## EXERCISE DESCRIPTION
Transcribe everything in the data word for word. Pictures are left out.

━━━ SUPPLIED INFORMATION ━━━

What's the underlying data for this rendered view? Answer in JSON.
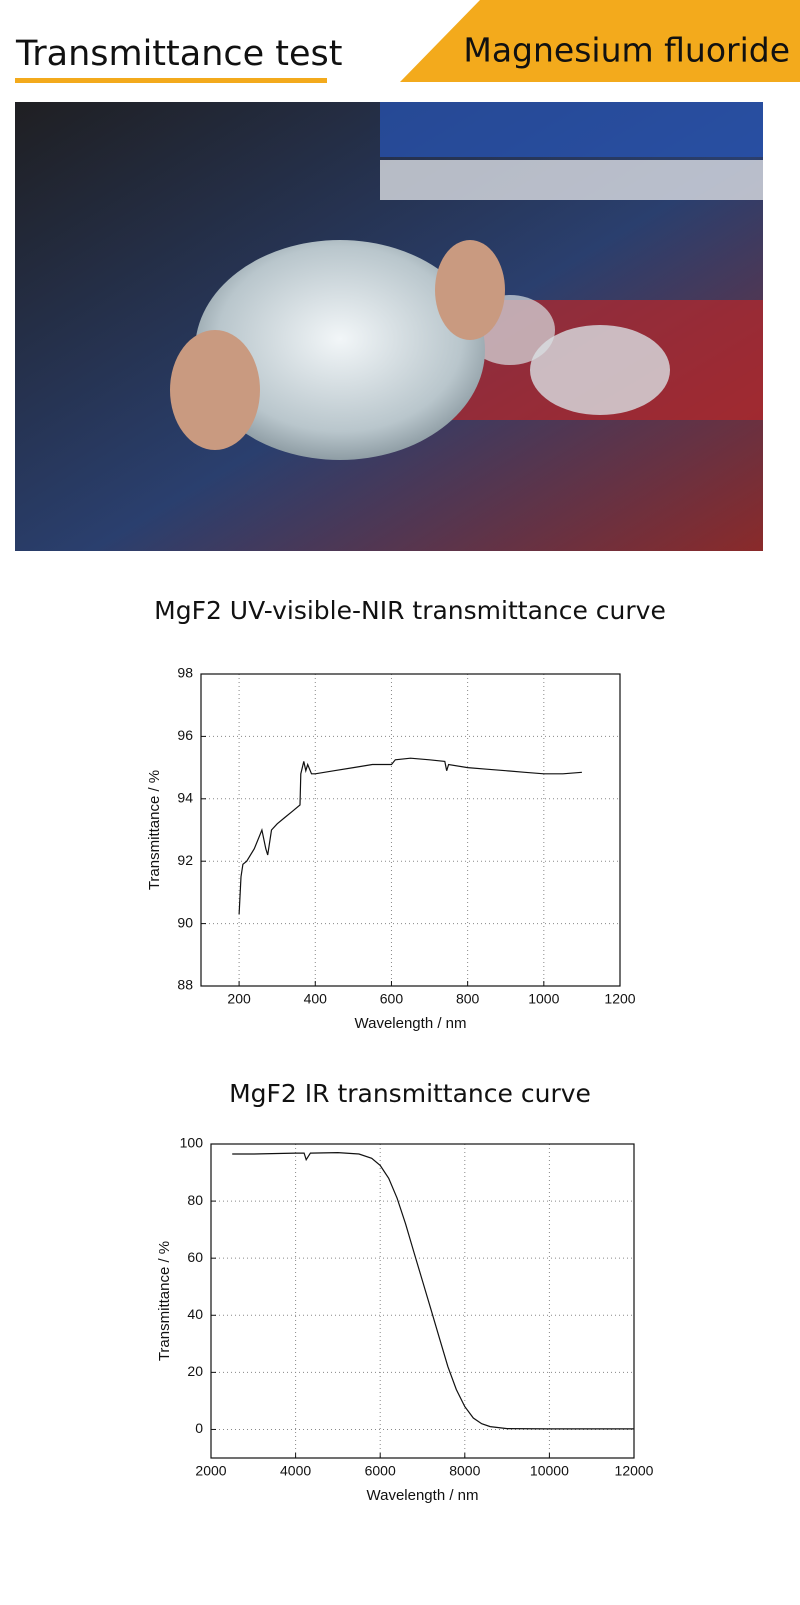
{
  "header": {
    "title": "Transmittance test",
    "tag": "Magnesium fluoride"
  },
  "chart_data": [
    {
      "type": "line",
      "title": "MgF2 UV-visible-NIR transmittance curve",
      "xlabel": "Wavelength / nm",
      "ylabel": "Transmittance / %",
      "x": [
        200,
        205,
        210,
        220,
        240,
        260,
        270,
        275,
        285,
        300,
        320,
        340,
        360,
        362,
        370,
        375,
        380,
        390,
        400,
        450,
        500,
        550,
        600,
        610,
        650,
        700,
        740,
        745,
        750,
        800,
        850,
        900,
        950,
        1000,
        1050,
        1100
      ],
      "values": [
        90.3,
        91.5,
        91.9,
        92.0,
        92.4,
        93.0,
        92.4,
        92.2,
        93.0,
        93.2,
        93.4,
        93.6,
        93.8,
        94.8,
        95.2,
        94.9,
        95.1,
        94.8,
        94.8,
        94.9,
        95.0,
        95.1,
        95.1,
        95.25,
        95.3,
        95.25,
        95.2,
        94.9,
        95.1,
        95.0,
        94.95,
        94.9,
        94.85,
        94.8,
        94.8,
        94.85
      ],
      "color": "#111111",
      "xlim": [
        100,
        1200
      ],
      "xticks": [
        200,
        400,
        600,
        800,
        1000,
        1200
      ],
      "ylim": [
        88,
        98
      ],
      "yticks": [
        88,
        90,
        92,
        94,
        96,
        98
      ],
      "grid": true
    },
    {
      "type": "line",
      "title": "MgF2 IR transmittance curve",
      "xlabel": "Wavelength / nm",
      "ylabel": "Transmittance / %",
      "x": [
        2500,
        3000,
        4000,
        4200,
        4250,
        4350,
        5000,
        5500,
        5800,
        6000,
        6200,
        6400,
        6600,
        6800,
        7000,
        7200,
        7400,
        7600,
        7800,
        8000,
        8200,
        8400,
        8600,
        9000,
        10000,
        11000,
        12000
      ],
      "values": [
        96.5,
        96.5,
        96.8,
        96.8,
        94.5,
        96.8,
        97,
        96.5,
        95,
        92.5,
        88,
        81,
        72,
        62,
        52,
        42,
        32,
        22,
        14,
        8,
        4,
        2,
        1,
        0.3,
        0.2,
        0.2,
        0.2
      ],
      "color": "#111111",
      "xlim": [
        2000,
        12000
      ],
      "xticks": [
        2000,
        4000,
        6000,
        8000,
        10000,
        12000
      ],
      "ylim": [
        -10,
        100
      ],
      "yticks": [
        0,
        20,
        40,
        60,
        80,
        100
      ],
      "grid": true
    }
  ]
}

━━━

## ANSWER TO THE PROBLEM
What's the underlying data for this rendered view? Answer in JSON.
{
  "header": {
    "title": "Transmittance test",
    "tag": "Magnesium fluoride"
  },
  "chart_data": [
    {
      "type": "line",
      "title": "MgF2 UV-visible-NIR transmittance curve",
      "xlabel": "Wavelength / nm",
      "ylabel": "Transmittance / %",
      "x": [
        200,
        205,
        210,
        220,
        240,
        260,
        270,
        275,
        285,
        300,
        320,
        340,
        360,
        362,
        370,
        375,
        380,
        390,
        400,
        450,
        500,
        550,
        600,
        610,
        650,
        700,
        740,
        745,
        750,
        800,
        850,
        900,
        950,
        1000,
        1050,
        1100
      ],
      "values": [
        90.3,
        91.5,
        91.9,
        92.0,
        92.4,
        93.0,
        92.4,
        92.2,
        93.0,
        93.2,
        93.4,
        93.6,
        93.8,
        94.8,
        95.2,
        94.9,
        95.1,
        94.8,
        94.8,
        94.9,
        95.0,
        95.1,
        95.1,
        95.25,
        95.3,
        95.25,
        95.2,
        94.9,
        95.1,
        95.0,
        94.95,
        94.9,
        94.85,
        94.8,
        94.8,
        94.85
      ],
      "color": "#111111",
      "xlim": [
        100,
        1200
      ],
      "xticks": [
        200,
        400,
        600,
        800,
        1000,
        1200
      ],
      "ylim": [
        88,
        98
      ],
      "yticks": [
        88,
        90,
        92,
        94,
        96,
        98
      ],
      "grid": true
    },
    {
      "type": "line",
      "title": "MgF2 IR transmittance curve",
      "xlabel": "Wavelength / nm",
      "ylabel": "Transmittance / %",
      "x": [
        2500,
        3000,
        4000,
        4200,
        4250,
        4350,
        5000,
        5500,
        5800,
        6000,
        6200,
        6400,
        6600,
        6800,
        7000,
        7200,
        7400,
        7600,
        7800,
        8000,
        8200,
        8400,
        8600,
        9000,
        10000,
        11000,
        12000
      ],
      "values": [
        96.5,
        96.5,
        96.8,
        96.8,
        94.5,
        96.8,
        97,
        96.5,
        95,
        92.5,
        88,
        81,
        72,
        62,
        52,
        42,
        32,
        22,
        14,
        8,
        4,
        2,
        1,
        0.3,
        0.2,
        0.2,
        0.2
      ],
      "color": "#111111",
      "xlim": [
        2000,
        12000
      ],
      "xticks": [
        2000,
        4000,
        6000,
        8000,
        10000,
        12000
      ],
      "ylim": [
        -10,
        100
      ],
      "yticks": [
        0,
        20,
        40,
        60,
        80,
        100
      ],
      "grid": true
    }
  ]
}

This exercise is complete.